Your reply should reproduce each record precisely as written.

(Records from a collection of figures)
........

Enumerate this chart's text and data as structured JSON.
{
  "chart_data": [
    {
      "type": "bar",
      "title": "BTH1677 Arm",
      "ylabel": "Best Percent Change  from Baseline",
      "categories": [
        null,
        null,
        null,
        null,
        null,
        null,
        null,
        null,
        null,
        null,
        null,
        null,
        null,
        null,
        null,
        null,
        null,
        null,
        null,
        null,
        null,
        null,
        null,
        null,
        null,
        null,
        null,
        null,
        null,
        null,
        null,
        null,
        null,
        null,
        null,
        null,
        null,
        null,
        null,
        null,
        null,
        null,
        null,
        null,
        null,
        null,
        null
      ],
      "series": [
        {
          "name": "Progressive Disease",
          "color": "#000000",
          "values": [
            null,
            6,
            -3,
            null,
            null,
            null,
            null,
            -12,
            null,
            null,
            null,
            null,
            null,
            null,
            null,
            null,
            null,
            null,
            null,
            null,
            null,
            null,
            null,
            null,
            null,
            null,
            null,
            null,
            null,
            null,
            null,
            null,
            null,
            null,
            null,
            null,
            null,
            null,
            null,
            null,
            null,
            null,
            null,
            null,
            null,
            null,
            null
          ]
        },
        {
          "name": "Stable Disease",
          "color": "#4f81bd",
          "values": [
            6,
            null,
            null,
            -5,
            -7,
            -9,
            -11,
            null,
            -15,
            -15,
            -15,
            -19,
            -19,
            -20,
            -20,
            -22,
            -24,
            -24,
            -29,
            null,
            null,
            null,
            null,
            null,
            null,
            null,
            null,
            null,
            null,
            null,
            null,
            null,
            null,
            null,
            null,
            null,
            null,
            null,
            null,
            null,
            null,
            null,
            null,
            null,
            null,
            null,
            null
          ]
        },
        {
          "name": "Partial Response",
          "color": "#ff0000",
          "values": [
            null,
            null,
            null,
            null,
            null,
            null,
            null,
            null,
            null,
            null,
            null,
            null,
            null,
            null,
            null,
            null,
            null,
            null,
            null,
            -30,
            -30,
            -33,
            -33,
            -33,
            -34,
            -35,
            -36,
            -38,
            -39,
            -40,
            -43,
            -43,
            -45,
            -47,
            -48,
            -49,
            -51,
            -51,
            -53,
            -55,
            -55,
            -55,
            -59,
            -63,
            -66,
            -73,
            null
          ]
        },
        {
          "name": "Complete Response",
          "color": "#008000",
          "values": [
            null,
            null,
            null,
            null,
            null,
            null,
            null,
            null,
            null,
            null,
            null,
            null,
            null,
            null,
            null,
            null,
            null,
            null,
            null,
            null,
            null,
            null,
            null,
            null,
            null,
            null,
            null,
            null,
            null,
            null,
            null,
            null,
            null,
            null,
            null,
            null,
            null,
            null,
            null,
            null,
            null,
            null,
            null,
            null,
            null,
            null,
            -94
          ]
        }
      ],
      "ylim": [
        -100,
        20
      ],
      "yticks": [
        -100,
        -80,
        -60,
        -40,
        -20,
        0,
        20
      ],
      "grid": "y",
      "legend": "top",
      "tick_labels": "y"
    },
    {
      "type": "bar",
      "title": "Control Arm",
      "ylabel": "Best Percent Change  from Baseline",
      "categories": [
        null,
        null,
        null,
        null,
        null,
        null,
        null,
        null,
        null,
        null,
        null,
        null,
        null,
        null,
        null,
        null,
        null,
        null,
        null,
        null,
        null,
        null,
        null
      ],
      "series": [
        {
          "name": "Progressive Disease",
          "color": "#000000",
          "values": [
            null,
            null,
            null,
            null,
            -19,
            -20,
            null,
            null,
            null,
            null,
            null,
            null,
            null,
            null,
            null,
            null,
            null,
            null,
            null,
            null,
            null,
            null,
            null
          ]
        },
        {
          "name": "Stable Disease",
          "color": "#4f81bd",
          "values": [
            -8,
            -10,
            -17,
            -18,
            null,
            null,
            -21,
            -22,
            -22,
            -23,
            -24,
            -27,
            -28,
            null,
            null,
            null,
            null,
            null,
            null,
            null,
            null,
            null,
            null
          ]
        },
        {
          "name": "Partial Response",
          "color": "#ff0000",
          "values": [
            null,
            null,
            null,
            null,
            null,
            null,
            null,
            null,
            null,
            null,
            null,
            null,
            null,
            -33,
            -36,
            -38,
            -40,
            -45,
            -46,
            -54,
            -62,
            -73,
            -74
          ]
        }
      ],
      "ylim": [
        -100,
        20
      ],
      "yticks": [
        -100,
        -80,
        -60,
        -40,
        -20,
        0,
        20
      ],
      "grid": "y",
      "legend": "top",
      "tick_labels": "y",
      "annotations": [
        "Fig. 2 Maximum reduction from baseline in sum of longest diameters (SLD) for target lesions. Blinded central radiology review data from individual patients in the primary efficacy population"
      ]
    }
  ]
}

........

▶ [Task solution]
Enumerate this chart's text and data as structured JSON.
{
  "chart_data": [
    {
      "type": "bar",
      "title": "BTH1677 Arm",
      "ylabel": "Best Percent Change  from Baseline",
      "categories": [
        null,
        null,
        null,
        null,
        null,
        null,
        null,
        null,
        null,
        null,
        null,
        null,
        null,
        null,
        null,
        null,
        null,
        null,
        null,
        null,
        null,
        null,
        null,
        null,
        null,
        null,
        null,
        null,
        null,
        null,
        null,
        null,
        null,
        null,
        null,
        null,
        null,
        null,
        null,
        null,
        null,
        null,
        null,
        null,
        null,
        null,
        null
      ],
      "series": [
        {
          "name": "Progressive Disease",
          "color": "#000000",
          "values": [
            null,
            6,
            -3,
            null,
            null,
            null,
            null,
            -12,
            null,
            null,
            null,
            null,
            null,
            null,
            null,
            null,
            null,
            null,
            null,
            null,
            null,
            null,
            null,
            null,
            null,
            null,
            null,
            null,
            null,
            null,
            null,
            null,
            null,
            null,
            null,
            null,
            null,
            null,
            null,
            null,
            null,
            null,
            null,
            null,
            null,
            null,
            null
          ]
        },
        {
          "name": "Stable Disease",
          "color": "#4f81bd",
          "values": [
            6,
            null,
            null,
            -5,
            -7,
            -9,
            -11,
            null,
            -15,
            -15,
            -15,
            -19,
            -19,
            -20,
            -20,
            -22,
            -24,
            -24,
            -29,
            null,
            null,
            null,
            null,
            null,
            null,
            null,
            null,
            null,
            null,
            null,
            null,
            null,
            null,
            null,
            null,
            null,
            null,
            null,
            null,
            null,
            null,
            null,
            null,
            null,
            null,
            null,
            null
          ]
        },
        {
          "name": "Partial Response",
          "color": "#ff0000",
          "values": [
            null,
            null,
            null,
            null,
            null,
            null,
            null,
            null,
            null,
            null,
            null,
            null,
            null,
            null,
            null,
            null,
            null,
            null,
            null,
            -30,
            -30,
            -33,
            -33,
            -33,
            -34,
            -35,
            -36,
            -38,
            -39,
            -40,
            -43,
            -43,
            -45,
            -47,
            -48,
            -49,
            -51,
            -51,
            -53,
            -55,
            -55,
            -55,
            -59,
            -63,
            -66,
            -73,
            null
          ]
        },
        {
          "name": "Complete Response",
          "color": "#008000",
          "values": [
            null,
            null,
            null,
            null,
            null,
            null,
            null,
            null,
            null,
            null,
            null,
            null,
            null,
            null,
            null,
            null,
            null,
            null,
            null,
            null,
            null,
            null,
            null,
            null,
            null,
            null,
            null,
            null,
            null,
            null,
            null,
            null,
            null,
            null,
            null,
            null,
            null,
            null,
            null,
            null,
            null,
            null,
            null,
            null,
            null,
            null,
            -94
          ]
        }
      ],
      "ylim": [
        -100,
        20
      ],
      "yticks": [
        -100,
        -80,
        -60,
        -40,
        -20,
        0,
        20
      ],
      "grid": "y",
      "legend": "top",
      "tick_labels": "y"
    },
    {
      "type": "bar",
      "title": "Control Arm",
      "ylabel": "Best Percent Change  from Baseline",
      "categories": [
        null,
        null,
        null,
        null,
        null,
        null,
        null,
        null,
        null,
        null,
        null,
        null,
        null,
        null,
        null,
        null,
        null,
        null,
        null,
        null,
        null,
        null,
        null
      ],
      "series": [
        {
          "name": "Progressive Disease",
          "color": "#000000",
          "values": [
            null,
            null,
            null,
            null,
            -19,
            -20,
            null,
            null,
            null,
            null,
            null,
            null,
            null,
            null,
            null,
            null,
            null,
            null,
            null,
            null,
            null,
            null,
            null
          ]
        },
        {
          "name": "Stable Disease",
          "color": "#4f81bd",
          "values": [
            -8,
            -10,
            -17,
            -18,
            null,
            null,
            -21,
            -22,
            -22,
            -23,
            -24,
            -27,
            -28,
            null,
            null,
            null,
            null,
            null,
            null,
            null,
            null,
            null,
            null
          ]
        },
        {
          "name": "Partial Response",
          "color": "#ff0000",
          "values": [
            null,
            null,
            null,
            null,
            null,
            null,
            null,
            null,
            null,
            null,
            null,
            null,
            null,
            -33,
            -36,
            -38,
            -40,
            -45,
            -46,
            -54,
            -62,
            -73,
            -74
          ]
        }
      ],
      "ylim": [
        -100,
        20
      ],
      "yticks": [
        -100,
        -80,
        -60,
        -40,
        -20,
        0,
        20
      ],
      "grid": "y",
      "legend": "top",
      "tick_labels": "y",
      "annotations": [
        "Fig. 2 Maximum reduction from baseline in sum of longest diameters (SLD) for target lesions. Blinded central radiology review data from individual patients in the primary efficacy population"
      ]
    }
  ]
}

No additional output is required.